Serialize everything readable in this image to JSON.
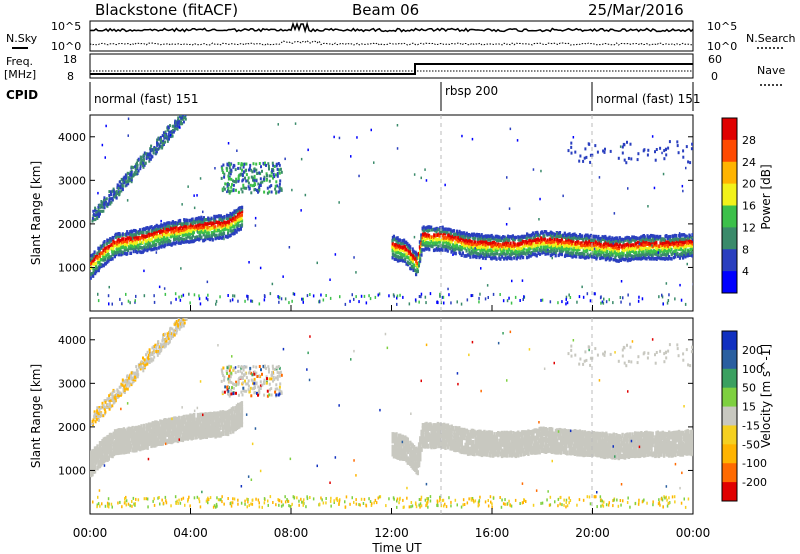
{
  "header": {
    "radar": "Blackstone (fitACF)",
    "beam": "Beam 06",
    "date": "25/Mar/2016"
  },
  "noise_panel": {
    "left_label": "N.Sky",
    "right_label": "N.Search",
    "y_ticks": [
      "10^5",
      "10^0"
    ],
    "right_ticks": [
      "10^5",
      "10^0"
    ]
  },
  "freq_panel": {
    "left_label_1": "Freq.",
    "left_label_2": "[MHz]",
    "left_ticks": [
      "18",
      "8"
    ],
    "right_label": "Nave",
    "right_ticks": [
      "60",
      "0"
    ]
  },
  "cpid_panel": {
    "label": "CPID",
    "segments": [
      {
        "name": "normal (fast) 151",
        "start_hour": 0,
        "end_hour": 14
      },
      {
        "name": "rbsp 200",
        "start_hour": 14,
        "end_hour": 20
      },
      {
        "name": "normal (fast) 151",
        "start_hour": 20,
        "end_hour": 24
      }
    ]
  },
  "chart_data": [
    {
      "type": "heatmap",
      "title": "",
      "xlabel": "Time UT",
      "ylabel": "Slant Range [km]",
      "colorbar_label": "Power [dB]",
      "colorbar_ticks": [
        "28",
        "24",
        "20",
        "16",
        "12",
        "8",
        "4"
      ],
      "colorbar_colors": [
        "#0000ff",
        "#2a3fbf",
        "#3a8a6a",
        "#3cc04a",
        "#f2f21a",
        "#ffb400",
        "#ff4a00",
        "#e00000"
      ],
      "xlim": [
        0,
        24
      ],
      "ylim": [
        0,
        4500
      ],
      "y_ticks": [
        1000,
        2000,
        3000,
        4000
      ],
      "x_ticks": [
        "00:00",
        "04:00",
        "08:00",
        "12:00",
        "16:00",
        "20:00",
        "00:00"
      ],
      "main_echo_band_km": [
        {
          "hour": 0.0,
          "range": 1150
        },
        {
          "hour": 0.5,
          "range": 1450
        },
        {
          "hour": 1.0,
          "range": 1650
        },
        {
          "hour": 2.0,
          "range": 1750
        },
        {
          "hour": 3.0,
          "range": 1900
        },
        {
          "hour": 4.0,
          "range": 2000
        },
        {
          "hour": 5.0,
          "range": 2050
        },
        {
          "hour": 5.5,
          "range": 2100
        },
        {
          "hour": 6.0,
          "range": 2300
        }
      ],
      "late_echo_band_km": [
        {
          "hour": 12.0,
          "range": 1600
        },
        {
          "hour": 12.5,
          "range": 1500
        },
        {
          "hour": 13.0,
          "range": 1200
        },
        {
          "hour": 13.2,
          "range": 1800
        },
        {
          "hour": 14.0,
          "range": 1800
        },
        {
          "hour": 15.0,
          "range": 1650
        },
        {
          "hour": 16.0,
          "range": 1600
        },
        {
          "hour": 17.0,
          "range": 1600
        },
        {
          "hour": 18.0,
          "range": 1700
        },
        {
          "hour": 19.0,
          "range": 1650
        },
        {
          "hour": 20.0,
          "range": 1600
        },
        {
          "hour": 21.0,
          "range": 1550
        },
        {
          "hour": 22.0,
          "range": 1600
        },
        {
          "hour": 23.0,
          "range": 1600
        },
        {
          "hour": 24.0,
          "range": 1650
        }
      ]
    },
    {
      "type": "heatmap",
      "title": "",
      "xlabel": "Time UT",
      "ylabel": "Slant Range [km]",
      "colorbar_label": "Velocity [m s^-1]",
      "colorbar_ticks": [
        "200",
        "100",
        "50",
        "15",
        "-15",
        "-50",
        "-100",
        "-200"
      ],
      "colorbar_colors": [
        "#e00000",
        "#ff6a00",
        "#ffb400",
        "#f5d020",
        "#c8c8c0",
        "#7ed040",
        "#3aa060",
        "#2a5fa0",
        "#1030c0"
      ],
      "xlim": [
        0,
        24
      ],
      "ylim": [
        0,
        4500
      ],
      "y_ticks": [
        1000,
        2000,
        3000,
        4000
      ],
      "x_ticks": [
        "00:00",
        "04:00",
        "08:00",
        "12:00",
        "16:00",
        "20:00",
        "00:00"
      ]
    }
  ]
}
::::
# What is asked:
Write out the whole listing exactly, and drop the pictures.

# Finished task:
Serialize everything readable in this image to JSON.
{
  "header": {
    "radar": "Blackstone (fitACF)",
    "beam": "Beam 06",
    "date": "25/Mar/2016"
  },
  "noise_panel": {
    "left_label": "N.Sky",
    "right_label": "N.Search",
    "y_ticks": [
      "10^5",
      "10^0"
    ],
    "right_ticks": [
      "10^5",
      "10^0"
    ]
  },
  "freq_panel": {
    "left_label_1": "Freq.",
    "left_label_2": "[MHz]",
    "left_ticks": [
      "18",
      "8"
    ],
    "right_label": "Nave",
    "right_ticks": [
      "60",
      "0"
    ]
  },
  "cpid_panel": {
    "label": "CPID",
    "segments": [
      {
        "name": "normal (fast) 151",
        "start_hour": 0,
        "end_hour": 14
      },
      {
        "name": "rbsp 200",
        "start_hour": 14,
        "end_hour": 20
      },
      {
        "name": "normal (fast) 151",
        "start_hour": 20,
        "end_hour": 24
      }
    ]
  },
  "chart_data": [
    {
      "type": "heatmap",
      "title": "",
      "xlabel": "Time UT",
      "ylabel": "Slant Range [km]",
      "colorbar_label": "Power [dB]",
      "colorbar_ticks": [
        "28",
        "24",
        "20",
        "16",
        "12",
        "8",
        "4"
      ],
      "colorbar_colors": [
        "#0000ff",
        "#2a3fbf",
        "#3a8a6a",
        "#3cc04a",
        "#f2f21a",
        "#ffb400",
        "#ff4a00",
        "#e00000"
      ],
      "xlim": [
        0,
        24
      ],
      "ylim": [
        0,
        4500
      ],
      "y_ticks": [
        1000,
        2000,
        3000,
        4000
      ],
      "x_ticks": [
        "00:00",
        "04:00",
        "08:00",
        "12:00",
        "16:00",
        "20:00",
        "00:00"
      ],
      "main_echo_band_km": [
        {
          "hour": 0.0,
          "range": 1150
        },
        {
          "hour": 0.5,
          "range": 1450
        },
        {
          "hour": 1.0,
          "range": 1650
        },
        {
          "hour": 2.0,
          "range": 1750
        },
        {
          "hour": 3.0,
          "range": 1900
        },
        {
          "hour": 4.0,
          "range": 2000
        },
        {
          "hour": 5.0,
          "range": 2050
        },
        {
          "hour": 5.5,
          "range": 2100
        },
        {
          "hour": 6.0,
          "range": 2300
        }
      ],
      "late_echo_band_km": [
        {
          "hour": 12.0,
          "range": 1600
        },
        {
          "hour": 12.5,
          "range": 1500
        },
        {
          "hour": 13.0,
          "range": 1200
        },
        {
          "hour": 13.2,
          "range": 1800
        },
        {
          "hour": 14.0,
          "range": 1800
        },
        {
          "hour": 15.0,
          "range": 1650
        },
        {
          "hour": 16.0,
          "range": 1600
        },
        {
          "hour": 17.0,
          "range": 1600
        },
        {
          "hour": 18.0,
          "range": 1700
        },
        {
          "hour": 19.0,
          "range": 1650
        },
        {
          "hour": 20.0,
          "range": 1600
        },
        {
          "hour": 21.0,
          "range": 1550
        },
        {
          "hour": 22.0,
          "range": 1600
        },
        {
          "hour": 23.0,
          "range": 1600
        },
        {
          "hour": 24.0,
          "range": 1650
        }
      ]
    },
    {
      "type": "heatmap",
      "title": "",
      "xlabel": "Time UT",
      "ylabel": "Slant Range [km]",
      "colorbar_label": "Velocity [m s^-1]",
      "colorbar_ticks": [
        "200",
        "100",
        "50",
        "15",
        "-15",
        "-50",
        "-100",
        "-200"
      ],
      "colorbar_colors": [
        "#e00000",
        "#ff6a00",
        "#ffb400",
        "#f5d020",
        "#c8c8c0",
        "#7ed040",
        "#3aa060",
        "#2a5fa0",
        "#1030c0"
      ],
      "xlim": [
        0,
        24
      ],
      "ylim": [
        0,
        4500
      ],
      "y_ticks": [
        1000,
        2000,
        3000,
        4000
      ],
      "x_ticks": [
        "00:00",
        "04:00",
        "08:00",
        "12:00",
        "16:00",
        "20:00",
        "00:00"
      ]
    }
  ]
}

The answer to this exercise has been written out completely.